* Exercise tasks
**A.** List the things the passage about breaking a diet says you consume for the rest of the day after the first slip.
**B.** In the passage about breaking a diet, what conclusion commonly sets in after eating the tempting food?

* Quoted passage
※ ※ ※

Then, something tempting crosses your path. Maybe it’s one of your kryptonites--a food that you’ve always loved, and holds meaning in your food journey. You reach for it. You’re probably at the office, or at least outside your own personal habitat. You take a bite. In fact, you likely down the whole thing (that’s kind of a foregone conclusion!). You may not even be thinking while it’s happening.

But afterwards...

Yikes. You messed up. Your mind is probably racing a bit faster than usual, as you weigh what just happened. And then, this conclusion commonly sets in:

“I ate something off my diet, so the rest of the day is ruined.” (That may not be your exact wording, but you catch my drift).

So, the rest of the day, you throw your “diet” to the wind. You have a cookie or three, you order the pasta instead of the fish at dinner, you enjoy two sugary cocktails instead of none.

The “spin” might even last for more than a day, as you careen further off the rails.

※ ※ ※

* Information shown

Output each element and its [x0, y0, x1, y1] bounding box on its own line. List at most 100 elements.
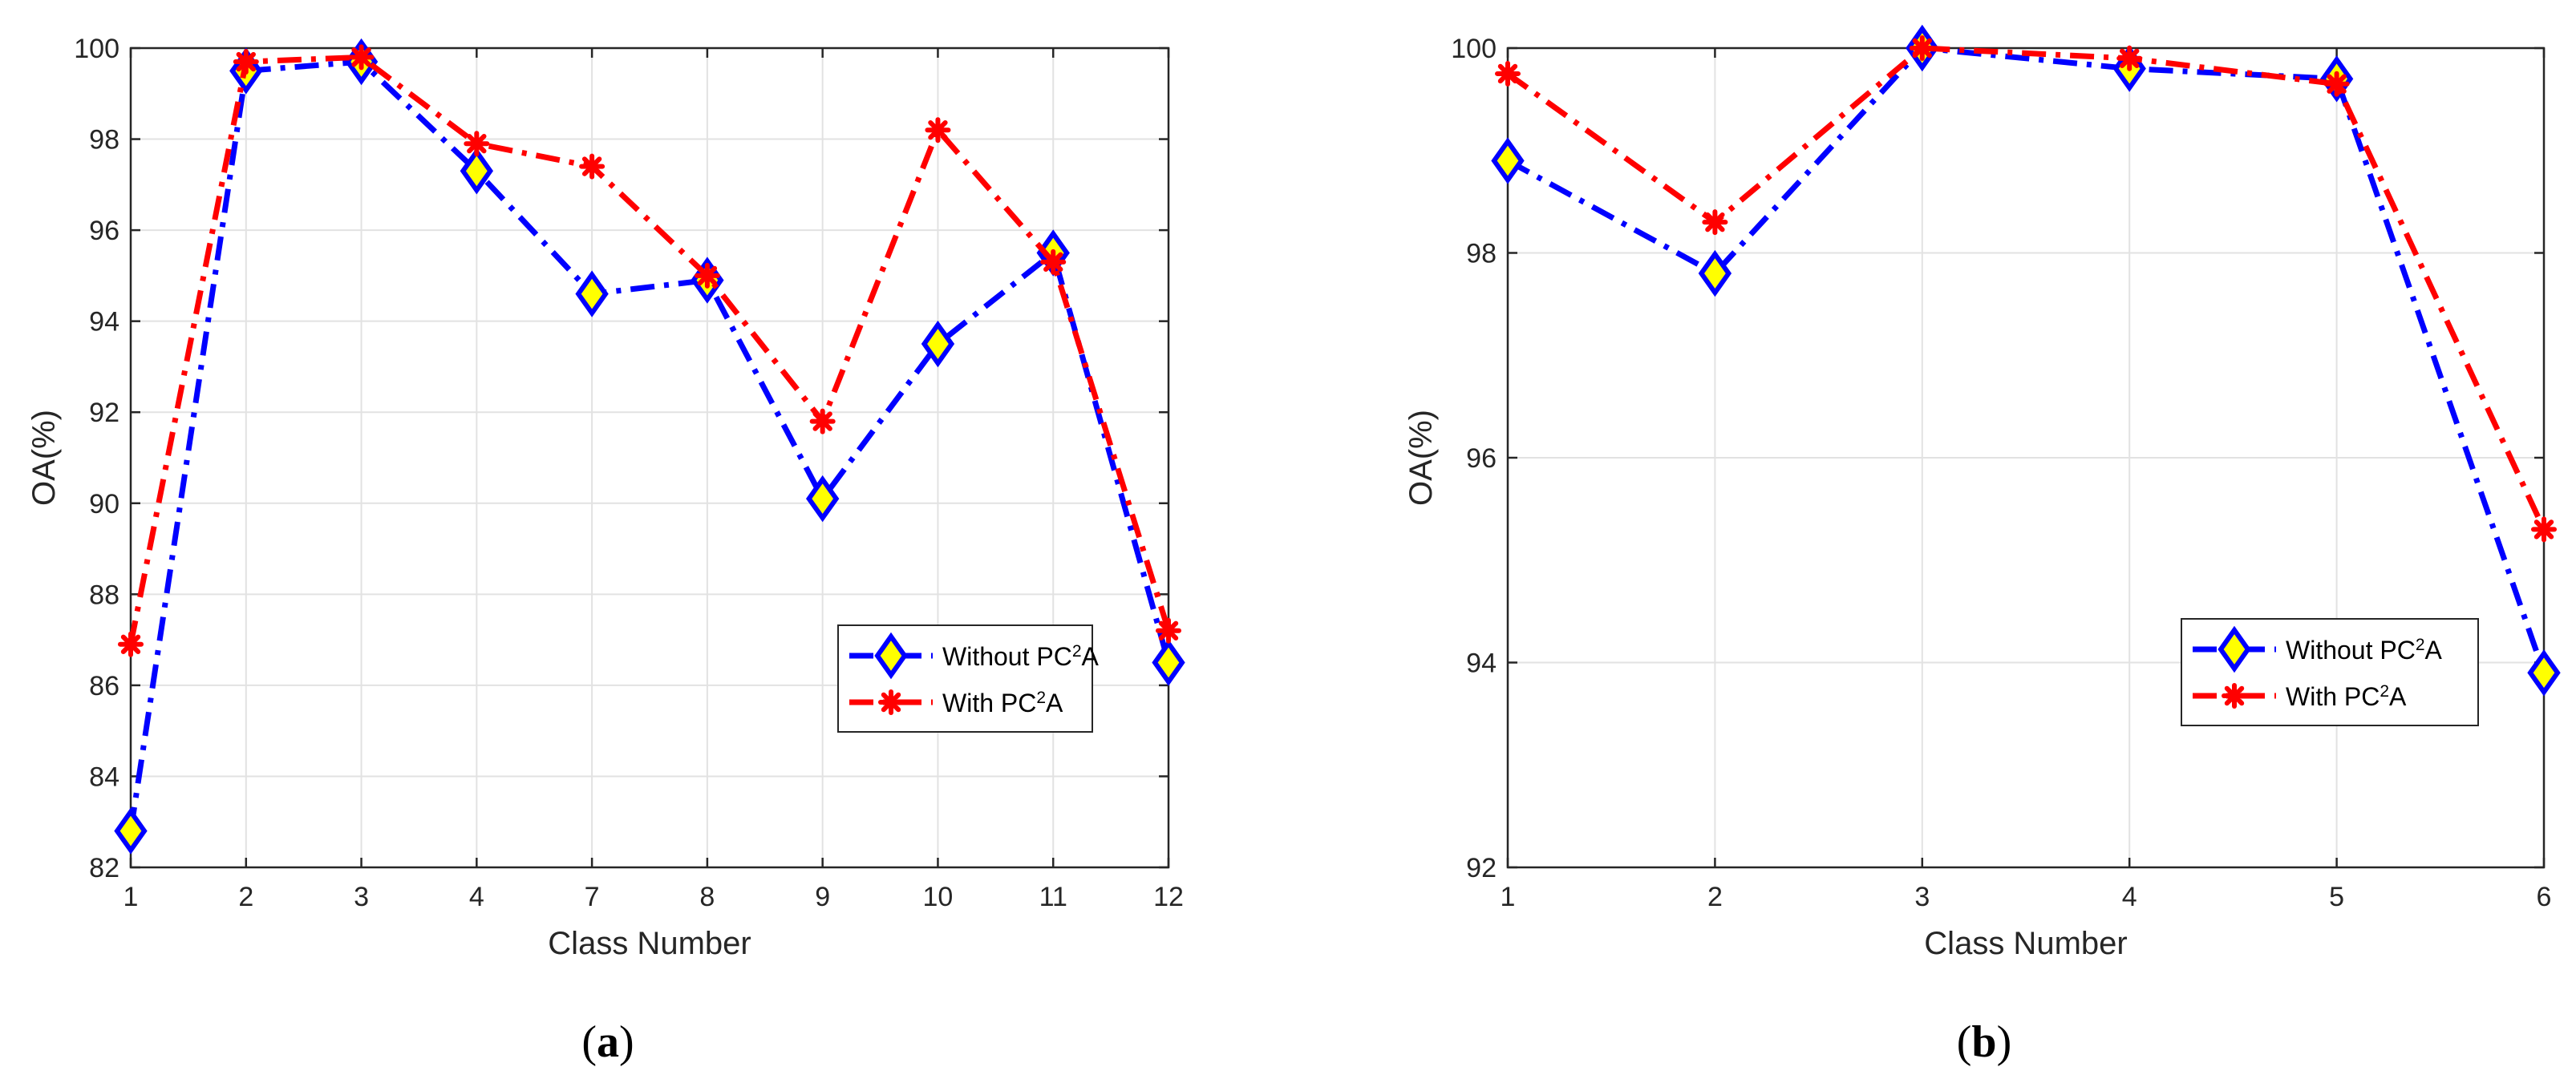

※ ※ ※

* Outputs
**A.**
- A cookie or three
- The pasta instead of the fish at dinner
- Two sugary cocktails instead of none

**B.** "I ate something off my diet, so the rest of the day is ruined."